Work instructions
Copy out each line of the material in which the word "About" appears.

Data supplied
____________________
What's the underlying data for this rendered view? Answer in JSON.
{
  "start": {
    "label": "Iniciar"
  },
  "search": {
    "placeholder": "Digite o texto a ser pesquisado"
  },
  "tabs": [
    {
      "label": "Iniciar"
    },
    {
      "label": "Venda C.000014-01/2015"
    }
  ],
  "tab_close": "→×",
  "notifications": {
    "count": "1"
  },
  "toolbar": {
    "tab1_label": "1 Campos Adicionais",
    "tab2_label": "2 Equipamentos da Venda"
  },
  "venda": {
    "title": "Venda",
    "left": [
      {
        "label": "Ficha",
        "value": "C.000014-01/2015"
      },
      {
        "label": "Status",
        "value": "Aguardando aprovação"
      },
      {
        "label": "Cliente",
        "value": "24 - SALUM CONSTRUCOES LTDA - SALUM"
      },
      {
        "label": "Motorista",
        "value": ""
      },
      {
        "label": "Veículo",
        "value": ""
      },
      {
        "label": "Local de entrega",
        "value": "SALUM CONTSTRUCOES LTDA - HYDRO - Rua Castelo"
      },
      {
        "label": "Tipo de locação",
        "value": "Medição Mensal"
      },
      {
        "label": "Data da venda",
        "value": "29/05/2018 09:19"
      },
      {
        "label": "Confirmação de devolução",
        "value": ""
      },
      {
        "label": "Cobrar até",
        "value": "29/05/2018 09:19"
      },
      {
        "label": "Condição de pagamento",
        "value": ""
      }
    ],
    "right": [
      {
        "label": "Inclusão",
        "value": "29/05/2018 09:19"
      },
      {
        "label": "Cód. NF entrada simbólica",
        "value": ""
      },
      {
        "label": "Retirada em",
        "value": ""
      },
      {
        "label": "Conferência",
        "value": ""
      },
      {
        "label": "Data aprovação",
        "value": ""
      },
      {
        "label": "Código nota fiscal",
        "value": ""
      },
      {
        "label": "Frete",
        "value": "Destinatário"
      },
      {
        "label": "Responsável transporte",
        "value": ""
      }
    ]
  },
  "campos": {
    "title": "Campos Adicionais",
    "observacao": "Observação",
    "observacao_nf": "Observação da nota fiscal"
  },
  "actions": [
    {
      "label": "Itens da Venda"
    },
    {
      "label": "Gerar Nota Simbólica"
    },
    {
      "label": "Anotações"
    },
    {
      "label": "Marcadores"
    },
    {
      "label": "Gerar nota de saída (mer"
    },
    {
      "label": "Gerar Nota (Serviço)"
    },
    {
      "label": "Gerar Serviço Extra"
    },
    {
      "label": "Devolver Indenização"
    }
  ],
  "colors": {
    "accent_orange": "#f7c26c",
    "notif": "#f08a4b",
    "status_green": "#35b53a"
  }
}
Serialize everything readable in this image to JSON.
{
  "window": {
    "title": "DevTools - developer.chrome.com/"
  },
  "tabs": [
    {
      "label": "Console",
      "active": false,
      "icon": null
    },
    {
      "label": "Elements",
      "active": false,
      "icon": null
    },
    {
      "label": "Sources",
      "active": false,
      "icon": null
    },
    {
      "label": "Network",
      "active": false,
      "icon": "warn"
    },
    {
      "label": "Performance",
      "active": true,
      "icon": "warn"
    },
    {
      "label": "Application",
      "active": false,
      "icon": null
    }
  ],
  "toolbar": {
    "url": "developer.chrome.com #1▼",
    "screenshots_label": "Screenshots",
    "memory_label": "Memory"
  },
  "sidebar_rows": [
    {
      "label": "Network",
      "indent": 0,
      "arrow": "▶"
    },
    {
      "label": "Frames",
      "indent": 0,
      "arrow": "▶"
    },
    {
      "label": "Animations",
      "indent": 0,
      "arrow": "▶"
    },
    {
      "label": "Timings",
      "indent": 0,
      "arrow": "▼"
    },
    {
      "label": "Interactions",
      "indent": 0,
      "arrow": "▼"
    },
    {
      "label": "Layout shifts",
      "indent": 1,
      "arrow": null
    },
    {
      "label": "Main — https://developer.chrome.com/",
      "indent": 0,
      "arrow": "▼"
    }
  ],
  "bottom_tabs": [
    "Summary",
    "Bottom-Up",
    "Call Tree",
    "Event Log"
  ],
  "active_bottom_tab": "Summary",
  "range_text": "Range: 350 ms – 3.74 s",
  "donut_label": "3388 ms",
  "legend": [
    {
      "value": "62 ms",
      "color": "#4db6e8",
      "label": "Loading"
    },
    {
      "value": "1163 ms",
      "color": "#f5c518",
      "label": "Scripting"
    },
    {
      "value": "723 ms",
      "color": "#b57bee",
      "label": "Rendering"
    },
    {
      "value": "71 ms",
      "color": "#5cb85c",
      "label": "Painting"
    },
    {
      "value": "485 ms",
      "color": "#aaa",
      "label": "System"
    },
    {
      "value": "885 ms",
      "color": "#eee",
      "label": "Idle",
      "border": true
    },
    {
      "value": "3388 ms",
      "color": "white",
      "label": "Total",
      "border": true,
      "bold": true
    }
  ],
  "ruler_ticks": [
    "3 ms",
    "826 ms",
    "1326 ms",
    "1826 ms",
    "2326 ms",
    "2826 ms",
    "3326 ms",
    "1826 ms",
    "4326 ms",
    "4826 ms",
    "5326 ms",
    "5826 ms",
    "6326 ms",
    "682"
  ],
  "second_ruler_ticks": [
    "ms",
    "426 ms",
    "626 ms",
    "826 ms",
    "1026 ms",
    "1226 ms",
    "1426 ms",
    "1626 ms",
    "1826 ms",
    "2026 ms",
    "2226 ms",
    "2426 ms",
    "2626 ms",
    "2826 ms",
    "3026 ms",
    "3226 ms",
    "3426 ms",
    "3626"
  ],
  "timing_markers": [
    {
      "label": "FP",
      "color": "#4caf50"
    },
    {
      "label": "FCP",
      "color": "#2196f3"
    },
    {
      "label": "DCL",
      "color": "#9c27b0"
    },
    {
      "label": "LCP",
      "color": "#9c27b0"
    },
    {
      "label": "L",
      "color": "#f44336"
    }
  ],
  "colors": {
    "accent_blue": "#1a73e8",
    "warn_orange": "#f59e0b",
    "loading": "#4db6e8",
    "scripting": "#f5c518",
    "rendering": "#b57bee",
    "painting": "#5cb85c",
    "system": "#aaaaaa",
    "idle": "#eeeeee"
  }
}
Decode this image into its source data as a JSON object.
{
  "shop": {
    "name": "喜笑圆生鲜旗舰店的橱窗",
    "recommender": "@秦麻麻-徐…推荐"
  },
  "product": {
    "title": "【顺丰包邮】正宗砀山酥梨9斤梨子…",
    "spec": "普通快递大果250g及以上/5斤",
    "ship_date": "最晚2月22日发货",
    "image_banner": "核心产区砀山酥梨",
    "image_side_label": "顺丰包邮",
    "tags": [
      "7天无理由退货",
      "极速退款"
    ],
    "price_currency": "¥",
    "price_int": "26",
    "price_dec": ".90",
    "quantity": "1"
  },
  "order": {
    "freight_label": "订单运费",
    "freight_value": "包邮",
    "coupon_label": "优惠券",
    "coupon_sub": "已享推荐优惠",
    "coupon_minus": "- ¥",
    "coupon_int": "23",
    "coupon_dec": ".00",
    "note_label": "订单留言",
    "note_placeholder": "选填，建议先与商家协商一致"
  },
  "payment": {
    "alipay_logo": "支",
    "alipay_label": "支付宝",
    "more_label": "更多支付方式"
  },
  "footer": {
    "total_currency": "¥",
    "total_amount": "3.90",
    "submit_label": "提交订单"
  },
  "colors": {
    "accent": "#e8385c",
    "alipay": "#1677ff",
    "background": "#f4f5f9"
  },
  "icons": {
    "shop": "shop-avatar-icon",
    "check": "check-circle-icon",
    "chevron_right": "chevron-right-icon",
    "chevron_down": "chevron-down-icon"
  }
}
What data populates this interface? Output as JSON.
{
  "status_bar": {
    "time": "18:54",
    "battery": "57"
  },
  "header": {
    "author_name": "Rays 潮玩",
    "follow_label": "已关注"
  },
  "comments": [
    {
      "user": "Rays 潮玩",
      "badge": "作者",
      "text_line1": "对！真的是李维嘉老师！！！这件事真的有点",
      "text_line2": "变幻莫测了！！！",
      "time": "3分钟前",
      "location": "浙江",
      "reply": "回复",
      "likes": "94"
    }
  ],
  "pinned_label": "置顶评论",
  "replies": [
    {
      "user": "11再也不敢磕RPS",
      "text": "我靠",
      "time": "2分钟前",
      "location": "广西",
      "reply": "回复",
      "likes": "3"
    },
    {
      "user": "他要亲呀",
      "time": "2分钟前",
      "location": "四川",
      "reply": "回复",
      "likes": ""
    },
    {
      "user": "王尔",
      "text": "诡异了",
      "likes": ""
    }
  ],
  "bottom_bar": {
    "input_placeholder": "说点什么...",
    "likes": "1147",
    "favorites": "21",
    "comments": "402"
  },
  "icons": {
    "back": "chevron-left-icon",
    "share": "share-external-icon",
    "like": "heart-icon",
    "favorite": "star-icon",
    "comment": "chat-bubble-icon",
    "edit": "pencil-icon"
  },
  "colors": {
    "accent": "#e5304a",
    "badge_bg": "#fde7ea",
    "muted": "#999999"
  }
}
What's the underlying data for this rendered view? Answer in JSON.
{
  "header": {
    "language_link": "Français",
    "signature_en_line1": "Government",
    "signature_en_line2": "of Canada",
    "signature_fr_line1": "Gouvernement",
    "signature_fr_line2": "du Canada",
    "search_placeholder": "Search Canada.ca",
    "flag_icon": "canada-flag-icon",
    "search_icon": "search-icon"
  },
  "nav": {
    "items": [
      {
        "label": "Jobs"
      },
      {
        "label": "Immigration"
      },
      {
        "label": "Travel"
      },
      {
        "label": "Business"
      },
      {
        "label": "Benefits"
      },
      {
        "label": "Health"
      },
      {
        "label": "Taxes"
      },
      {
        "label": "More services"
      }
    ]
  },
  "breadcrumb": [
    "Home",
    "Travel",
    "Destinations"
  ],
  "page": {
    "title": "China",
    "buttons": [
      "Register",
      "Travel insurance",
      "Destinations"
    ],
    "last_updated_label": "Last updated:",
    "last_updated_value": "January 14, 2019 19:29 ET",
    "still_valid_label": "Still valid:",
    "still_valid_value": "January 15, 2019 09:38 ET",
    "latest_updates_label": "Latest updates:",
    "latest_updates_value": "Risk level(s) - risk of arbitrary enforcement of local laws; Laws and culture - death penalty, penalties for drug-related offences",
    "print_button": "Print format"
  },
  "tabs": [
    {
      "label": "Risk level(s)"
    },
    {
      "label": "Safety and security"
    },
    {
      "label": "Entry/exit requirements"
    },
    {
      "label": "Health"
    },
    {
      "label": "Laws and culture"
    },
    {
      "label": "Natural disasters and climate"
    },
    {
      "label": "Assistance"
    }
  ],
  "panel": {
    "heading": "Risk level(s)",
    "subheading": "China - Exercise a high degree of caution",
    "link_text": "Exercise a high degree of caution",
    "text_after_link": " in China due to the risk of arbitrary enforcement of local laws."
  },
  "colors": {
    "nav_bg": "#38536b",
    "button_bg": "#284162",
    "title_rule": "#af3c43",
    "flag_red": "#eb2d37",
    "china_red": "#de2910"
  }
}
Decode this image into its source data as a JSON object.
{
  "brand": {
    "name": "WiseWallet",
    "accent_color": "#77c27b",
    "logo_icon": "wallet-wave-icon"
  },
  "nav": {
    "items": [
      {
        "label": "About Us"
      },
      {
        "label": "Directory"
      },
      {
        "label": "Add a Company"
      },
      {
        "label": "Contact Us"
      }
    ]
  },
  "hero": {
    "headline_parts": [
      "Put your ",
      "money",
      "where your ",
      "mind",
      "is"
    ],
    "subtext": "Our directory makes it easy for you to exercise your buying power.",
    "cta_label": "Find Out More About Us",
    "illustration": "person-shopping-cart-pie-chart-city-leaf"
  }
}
____________________
Solution to this problem
        "label": "About Us"
    "cta_label": "Find Out More About Us",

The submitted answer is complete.